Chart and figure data
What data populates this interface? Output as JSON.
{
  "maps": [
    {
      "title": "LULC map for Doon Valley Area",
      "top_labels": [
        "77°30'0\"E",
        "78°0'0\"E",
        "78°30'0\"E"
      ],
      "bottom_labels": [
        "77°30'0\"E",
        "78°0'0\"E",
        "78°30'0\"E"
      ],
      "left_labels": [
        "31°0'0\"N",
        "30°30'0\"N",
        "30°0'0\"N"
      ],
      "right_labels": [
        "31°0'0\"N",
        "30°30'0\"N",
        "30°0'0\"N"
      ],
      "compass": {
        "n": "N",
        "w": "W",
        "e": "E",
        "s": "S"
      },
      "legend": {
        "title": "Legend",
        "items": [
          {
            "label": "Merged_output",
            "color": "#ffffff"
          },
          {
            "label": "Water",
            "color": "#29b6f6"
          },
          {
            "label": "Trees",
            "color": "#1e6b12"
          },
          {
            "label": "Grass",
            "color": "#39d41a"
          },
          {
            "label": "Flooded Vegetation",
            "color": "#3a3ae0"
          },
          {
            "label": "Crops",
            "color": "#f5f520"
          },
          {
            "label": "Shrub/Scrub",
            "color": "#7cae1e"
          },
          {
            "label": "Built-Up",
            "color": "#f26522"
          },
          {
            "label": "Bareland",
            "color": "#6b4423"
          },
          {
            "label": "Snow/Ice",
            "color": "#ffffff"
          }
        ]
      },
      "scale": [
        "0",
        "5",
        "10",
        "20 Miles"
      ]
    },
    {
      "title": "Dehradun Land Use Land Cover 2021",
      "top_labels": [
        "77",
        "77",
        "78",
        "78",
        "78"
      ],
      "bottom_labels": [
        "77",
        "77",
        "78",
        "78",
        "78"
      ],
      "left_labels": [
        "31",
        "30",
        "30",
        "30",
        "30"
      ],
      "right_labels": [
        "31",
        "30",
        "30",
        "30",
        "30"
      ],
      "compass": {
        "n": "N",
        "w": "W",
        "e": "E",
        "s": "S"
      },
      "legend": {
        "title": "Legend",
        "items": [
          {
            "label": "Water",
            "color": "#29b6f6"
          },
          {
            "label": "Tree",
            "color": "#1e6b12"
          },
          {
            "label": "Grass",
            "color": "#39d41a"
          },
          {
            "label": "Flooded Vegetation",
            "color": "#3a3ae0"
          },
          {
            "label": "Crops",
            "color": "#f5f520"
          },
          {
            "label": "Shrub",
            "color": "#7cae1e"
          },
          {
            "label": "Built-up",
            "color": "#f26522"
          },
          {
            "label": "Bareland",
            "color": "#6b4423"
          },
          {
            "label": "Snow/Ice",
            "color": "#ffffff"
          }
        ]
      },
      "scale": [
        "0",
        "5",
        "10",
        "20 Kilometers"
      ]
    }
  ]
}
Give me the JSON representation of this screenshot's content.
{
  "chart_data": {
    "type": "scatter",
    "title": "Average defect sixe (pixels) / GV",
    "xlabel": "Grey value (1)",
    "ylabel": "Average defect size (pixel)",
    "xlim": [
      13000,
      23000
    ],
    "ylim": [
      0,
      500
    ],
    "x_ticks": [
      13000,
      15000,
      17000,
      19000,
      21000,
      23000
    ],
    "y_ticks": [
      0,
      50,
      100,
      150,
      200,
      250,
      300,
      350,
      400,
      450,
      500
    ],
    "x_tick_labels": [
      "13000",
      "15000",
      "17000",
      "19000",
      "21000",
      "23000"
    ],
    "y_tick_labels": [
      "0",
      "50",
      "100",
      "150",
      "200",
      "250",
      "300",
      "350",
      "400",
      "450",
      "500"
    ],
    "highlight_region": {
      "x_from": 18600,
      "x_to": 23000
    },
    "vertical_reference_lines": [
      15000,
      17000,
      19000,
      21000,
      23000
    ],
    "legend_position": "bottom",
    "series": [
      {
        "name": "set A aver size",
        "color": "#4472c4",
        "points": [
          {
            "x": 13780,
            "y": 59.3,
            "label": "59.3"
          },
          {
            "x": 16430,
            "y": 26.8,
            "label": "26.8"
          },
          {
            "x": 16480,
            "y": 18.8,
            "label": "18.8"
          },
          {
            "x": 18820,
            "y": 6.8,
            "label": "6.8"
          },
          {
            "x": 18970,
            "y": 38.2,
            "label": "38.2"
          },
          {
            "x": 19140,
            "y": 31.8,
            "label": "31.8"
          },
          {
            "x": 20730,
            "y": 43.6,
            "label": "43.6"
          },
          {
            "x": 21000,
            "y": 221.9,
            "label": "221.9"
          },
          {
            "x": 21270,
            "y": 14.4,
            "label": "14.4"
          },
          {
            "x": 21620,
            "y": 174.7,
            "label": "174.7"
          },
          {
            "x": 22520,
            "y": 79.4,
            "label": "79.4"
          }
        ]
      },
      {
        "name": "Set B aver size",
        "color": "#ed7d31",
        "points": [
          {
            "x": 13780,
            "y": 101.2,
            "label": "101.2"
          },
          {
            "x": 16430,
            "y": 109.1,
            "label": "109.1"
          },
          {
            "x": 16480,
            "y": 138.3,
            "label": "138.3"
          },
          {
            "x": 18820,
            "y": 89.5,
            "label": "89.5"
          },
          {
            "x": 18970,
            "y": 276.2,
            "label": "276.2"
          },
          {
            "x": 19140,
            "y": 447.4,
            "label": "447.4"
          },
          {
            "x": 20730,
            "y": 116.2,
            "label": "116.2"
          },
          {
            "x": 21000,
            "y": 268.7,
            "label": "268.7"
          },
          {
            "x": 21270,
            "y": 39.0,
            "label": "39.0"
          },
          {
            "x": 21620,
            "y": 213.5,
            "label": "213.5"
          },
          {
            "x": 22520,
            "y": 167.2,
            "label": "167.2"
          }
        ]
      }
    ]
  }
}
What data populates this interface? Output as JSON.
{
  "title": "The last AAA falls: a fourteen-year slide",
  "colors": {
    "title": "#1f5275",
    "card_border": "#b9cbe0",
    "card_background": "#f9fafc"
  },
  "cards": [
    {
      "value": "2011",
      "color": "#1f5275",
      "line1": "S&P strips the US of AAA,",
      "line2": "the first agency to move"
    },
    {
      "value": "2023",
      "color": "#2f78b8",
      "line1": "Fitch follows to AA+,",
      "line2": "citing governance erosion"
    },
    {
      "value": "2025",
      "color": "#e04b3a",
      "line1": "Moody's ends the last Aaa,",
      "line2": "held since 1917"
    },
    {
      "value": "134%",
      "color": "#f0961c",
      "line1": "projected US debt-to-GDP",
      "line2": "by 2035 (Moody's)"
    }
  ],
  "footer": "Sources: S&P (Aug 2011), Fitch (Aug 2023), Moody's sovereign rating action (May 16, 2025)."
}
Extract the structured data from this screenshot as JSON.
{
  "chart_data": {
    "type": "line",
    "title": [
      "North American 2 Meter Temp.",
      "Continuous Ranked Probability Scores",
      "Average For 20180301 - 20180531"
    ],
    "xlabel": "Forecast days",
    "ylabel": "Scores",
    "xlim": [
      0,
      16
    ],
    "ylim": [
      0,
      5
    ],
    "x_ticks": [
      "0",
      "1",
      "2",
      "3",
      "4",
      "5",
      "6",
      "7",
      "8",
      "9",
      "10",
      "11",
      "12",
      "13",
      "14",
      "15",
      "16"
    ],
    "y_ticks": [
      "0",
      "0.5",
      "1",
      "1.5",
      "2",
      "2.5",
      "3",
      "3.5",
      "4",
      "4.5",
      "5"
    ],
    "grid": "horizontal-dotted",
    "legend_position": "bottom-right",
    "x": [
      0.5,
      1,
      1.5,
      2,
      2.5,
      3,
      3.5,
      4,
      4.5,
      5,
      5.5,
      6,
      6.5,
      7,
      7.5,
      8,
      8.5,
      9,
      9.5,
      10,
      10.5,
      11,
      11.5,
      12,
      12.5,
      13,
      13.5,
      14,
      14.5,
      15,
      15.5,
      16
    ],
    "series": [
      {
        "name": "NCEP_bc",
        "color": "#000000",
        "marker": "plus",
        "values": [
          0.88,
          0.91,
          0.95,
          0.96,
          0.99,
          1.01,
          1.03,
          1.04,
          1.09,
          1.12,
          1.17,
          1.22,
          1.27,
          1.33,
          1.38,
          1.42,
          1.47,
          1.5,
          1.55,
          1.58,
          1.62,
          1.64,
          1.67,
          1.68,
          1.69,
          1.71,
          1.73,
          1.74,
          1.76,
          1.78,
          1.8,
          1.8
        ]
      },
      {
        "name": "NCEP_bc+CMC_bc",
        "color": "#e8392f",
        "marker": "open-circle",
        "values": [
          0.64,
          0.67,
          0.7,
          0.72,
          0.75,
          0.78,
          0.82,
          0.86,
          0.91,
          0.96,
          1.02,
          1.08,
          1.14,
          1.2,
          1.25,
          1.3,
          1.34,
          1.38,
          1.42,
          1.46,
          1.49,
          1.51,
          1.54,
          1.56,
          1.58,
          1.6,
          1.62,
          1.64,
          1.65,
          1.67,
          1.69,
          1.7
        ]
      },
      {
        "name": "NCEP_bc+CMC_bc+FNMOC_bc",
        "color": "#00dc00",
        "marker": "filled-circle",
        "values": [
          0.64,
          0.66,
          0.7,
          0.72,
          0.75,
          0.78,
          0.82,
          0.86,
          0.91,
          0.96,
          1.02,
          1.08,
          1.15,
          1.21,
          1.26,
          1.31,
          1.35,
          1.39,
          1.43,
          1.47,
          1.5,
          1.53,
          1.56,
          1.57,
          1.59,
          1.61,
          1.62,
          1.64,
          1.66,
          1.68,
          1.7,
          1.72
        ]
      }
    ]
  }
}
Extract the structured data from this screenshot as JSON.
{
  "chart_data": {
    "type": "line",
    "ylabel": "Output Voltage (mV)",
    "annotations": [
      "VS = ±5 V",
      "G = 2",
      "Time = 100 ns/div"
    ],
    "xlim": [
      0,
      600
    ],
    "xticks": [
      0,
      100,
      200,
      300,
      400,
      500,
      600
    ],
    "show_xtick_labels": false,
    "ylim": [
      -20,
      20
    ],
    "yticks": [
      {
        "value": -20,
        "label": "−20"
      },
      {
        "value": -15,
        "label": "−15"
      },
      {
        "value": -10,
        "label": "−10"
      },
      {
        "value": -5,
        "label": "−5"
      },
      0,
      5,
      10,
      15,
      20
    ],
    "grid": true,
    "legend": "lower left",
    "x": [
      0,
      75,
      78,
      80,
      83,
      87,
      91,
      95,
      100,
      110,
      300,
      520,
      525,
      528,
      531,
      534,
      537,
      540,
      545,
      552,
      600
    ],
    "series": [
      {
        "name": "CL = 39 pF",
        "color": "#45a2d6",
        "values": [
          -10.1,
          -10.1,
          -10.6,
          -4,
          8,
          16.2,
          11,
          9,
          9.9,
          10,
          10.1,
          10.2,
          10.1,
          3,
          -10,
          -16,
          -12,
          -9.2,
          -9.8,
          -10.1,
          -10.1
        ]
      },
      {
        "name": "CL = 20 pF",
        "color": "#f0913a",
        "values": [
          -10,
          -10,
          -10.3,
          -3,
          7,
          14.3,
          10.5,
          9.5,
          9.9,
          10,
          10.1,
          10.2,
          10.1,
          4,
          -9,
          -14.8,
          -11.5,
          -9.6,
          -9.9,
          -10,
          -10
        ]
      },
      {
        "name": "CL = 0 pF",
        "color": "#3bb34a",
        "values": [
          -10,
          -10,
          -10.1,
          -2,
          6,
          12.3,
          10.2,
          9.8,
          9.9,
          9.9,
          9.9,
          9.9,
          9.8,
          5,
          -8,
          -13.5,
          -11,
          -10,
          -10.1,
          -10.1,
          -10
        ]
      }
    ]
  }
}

Required work:
Pull every line containing "xlabel" out of the records.

Reply to the exercise:
    "xlabel": "Grey value (1)",
    "xlabel": "Forecast days",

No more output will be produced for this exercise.